**Exercise input**
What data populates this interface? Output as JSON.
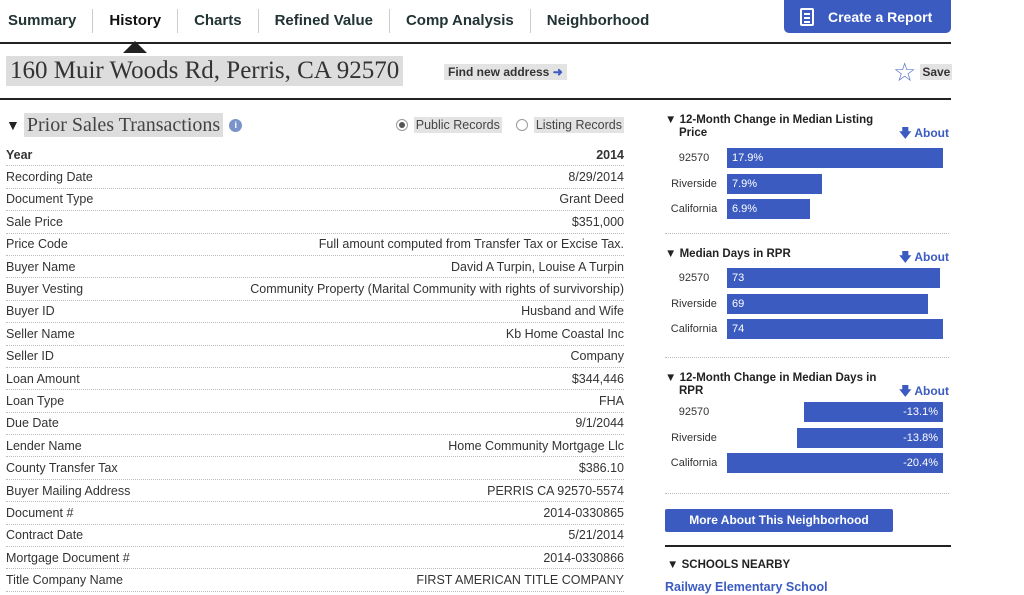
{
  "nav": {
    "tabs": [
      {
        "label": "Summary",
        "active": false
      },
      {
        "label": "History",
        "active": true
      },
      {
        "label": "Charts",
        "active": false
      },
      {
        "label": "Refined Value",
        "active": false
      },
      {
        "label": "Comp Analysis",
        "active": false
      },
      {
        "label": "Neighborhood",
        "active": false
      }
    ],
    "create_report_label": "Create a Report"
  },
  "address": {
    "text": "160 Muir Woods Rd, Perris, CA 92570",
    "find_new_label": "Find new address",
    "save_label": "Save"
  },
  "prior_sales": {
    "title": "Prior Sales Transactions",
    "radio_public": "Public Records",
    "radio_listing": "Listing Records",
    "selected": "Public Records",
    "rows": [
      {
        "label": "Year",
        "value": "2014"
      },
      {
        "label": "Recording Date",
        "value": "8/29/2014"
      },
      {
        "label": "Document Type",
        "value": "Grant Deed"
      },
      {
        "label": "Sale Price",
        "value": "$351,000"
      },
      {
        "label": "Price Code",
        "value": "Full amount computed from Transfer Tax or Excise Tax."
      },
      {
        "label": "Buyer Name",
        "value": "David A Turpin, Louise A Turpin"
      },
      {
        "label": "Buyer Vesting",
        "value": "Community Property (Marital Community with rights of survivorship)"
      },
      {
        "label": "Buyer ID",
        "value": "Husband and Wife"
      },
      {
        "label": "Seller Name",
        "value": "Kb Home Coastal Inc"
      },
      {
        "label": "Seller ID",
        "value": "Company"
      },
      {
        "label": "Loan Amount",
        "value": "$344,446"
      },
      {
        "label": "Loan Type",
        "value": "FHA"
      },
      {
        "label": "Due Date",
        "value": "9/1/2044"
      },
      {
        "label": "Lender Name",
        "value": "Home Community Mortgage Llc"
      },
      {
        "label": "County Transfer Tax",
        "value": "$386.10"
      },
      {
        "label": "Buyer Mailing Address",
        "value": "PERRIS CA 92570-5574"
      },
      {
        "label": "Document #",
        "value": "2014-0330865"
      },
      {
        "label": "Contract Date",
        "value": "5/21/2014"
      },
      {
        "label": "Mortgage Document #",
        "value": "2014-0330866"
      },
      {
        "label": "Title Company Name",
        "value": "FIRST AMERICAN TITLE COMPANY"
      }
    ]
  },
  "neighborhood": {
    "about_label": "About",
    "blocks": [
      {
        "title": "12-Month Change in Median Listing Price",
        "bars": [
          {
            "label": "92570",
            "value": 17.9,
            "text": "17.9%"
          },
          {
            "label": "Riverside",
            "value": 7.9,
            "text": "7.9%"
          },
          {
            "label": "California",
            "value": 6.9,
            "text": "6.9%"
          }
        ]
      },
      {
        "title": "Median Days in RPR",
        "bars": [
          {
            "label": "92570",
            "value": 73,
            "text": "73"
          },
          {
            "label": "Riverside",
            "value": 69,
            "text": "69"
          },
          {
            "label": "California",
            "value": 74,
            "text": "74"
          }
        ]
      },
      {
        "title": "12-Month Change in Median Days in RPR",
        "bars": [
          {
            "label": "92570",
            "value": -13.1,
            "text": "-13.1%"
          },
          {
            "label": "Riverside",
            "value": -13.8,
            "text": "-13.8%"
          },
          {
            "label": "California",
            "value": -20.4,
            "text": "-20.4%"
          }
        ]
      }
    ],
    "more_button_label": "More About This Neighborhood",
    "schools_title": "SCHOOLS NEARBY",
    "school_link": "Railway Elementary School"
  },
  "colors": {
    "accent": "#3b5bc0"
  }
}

**Given problem**
From the material above, copy everything exactly but the pictures.

**Answer to the task**
What data populates this interface? Output as JSON.
{
  "nav": {
    "tabs": [
      {
        "label": "Summary",
        "active": false
      },
      {
        "label": "History",
        "active": true
      },
      {
        "label": "Charts",
        "active": false
      },
      {
        "label": "Refined Value",
        "active": false
      },
      {
        "label": "Comp Analysis",
        "active": false
      },
      {
        "label": "Neighborhood",
        "active": false
      }
    ],
    "create_report_label": "Create a Report"
  },
  "address": {
    "text": "160 Muir Woods Rd, Perris, CA 92570",
    "find_new_label": "Find new address",
    "save_label": "Save"
  },
  "prior_sales": {
    "title": "Prior Sales Transactions",
    "radio_public": "Public Records",
    "radio_listing": "Listing Records",
    "selected": "Public Records",
    "rows": [
      {
        "label": "Year",
        "value": "2014"
      },
      {
        "label": "Recording Date",
        "value": "8/29/2014"
      },
      {
        "label": "Document Type",
        "value": "Grant Deed"
      },
      {
        "label": "Sale Price",
        "value": "$351,000"
      },
      {
        "label": "Price Code",
        "value": "Full amount computed from Transfer Tax or Excise Tax."
      },
      {
        "label": "Buyer Name",
        "value": "David A Turpin, Louise A Turpin"
      },
      {
        "label": "Buyer Vesting",
        "value": "Community Property (Marital Community with rights of survivorship)"
      },
      {
        "label": "Buyer ID",
        "value": "Husband and Wife"
      },
      {
        "label": "Seller Name",
        "value": "Kb Home Coastal Inc"
      },
      {
        "label": "Seller ID",
        "value": "Company"
      },
      {
        "label": "Loan Amount",
        "value": "$344,446"
      },
      {
        "label": "Loan Type",
        "value": "FHA"
      },
      {
        "label": "Due Date",
        "value": "9/1/2044"
      },
      {
        "label": "Lender Name",
        "value": "Home Community Mortgage Llc"
      },
      {
        "label": "County Transfer Tax",
        "value": "$386.10"
      },
      {
        "label": "Buyer Mailing Address",
        "value": "PERRIS CA 92570-5574"
      },
      {
        "label": "Document #",
        "value": "2014-0330865"
      },
      {
        "label": "Contract Date",
        "value": "5/21/2014"
      },
      {
        "label": "Mortgage Document #",
        "value": "2014-0330866"
      },
      {
        "label": "Title Company Name",
        "value": "FIRST AMERICAN TITLE COMPANY"
      }
    ]
  },
  "neighborhood": {
    "about_label": "About",
    "blocks": [
      {
        "title": "12-Month Change in Median Listing Price",
        "bars": [
          {
            "label": "92570",
            "value": 17.9,
            "text": "17.9%"
          },
          {
            "label": "Riverside",
            "value": 7.9,
            "text": "7.9%"
          },
          {
            "label": "California",
            "value": 6.9,
            "text": "6.9%"
          }
        ]
      },
      {
        "title": "Median Days in RPR",
        "bars": [
          {
            "label": "92570",
            "value": 73,
            "text": "73"
          },
          {
            "label": "Riverside",
            "value": 69,
            "text": "69"
          },
          {
            "label": "California",
            "value": 74,
            "text": "74"
          }
        ]
      },
      {
        "title": "12-Month Change in Median Days in RPR",
        "bars": [
          {
            "label": "92570",
            "value": -13.1,
            "text": "-13.1%"
          },
          {
            "label": "Riverside",
            "value": -13.8,
            "text": "-13.8%"
          },
          {
            "label": "California",
            "value": -20.4,
            "text": "-20.4%"
          }
        ]
      }
    ],
    "more_button_label": "More About This Neighborhood",
    "schools_title": "SCHOOLS NEARBY",
    "school_link": "Railway Elementary School"
  },
  "colors": {
    "accent": "#3b5bc0"
  }
}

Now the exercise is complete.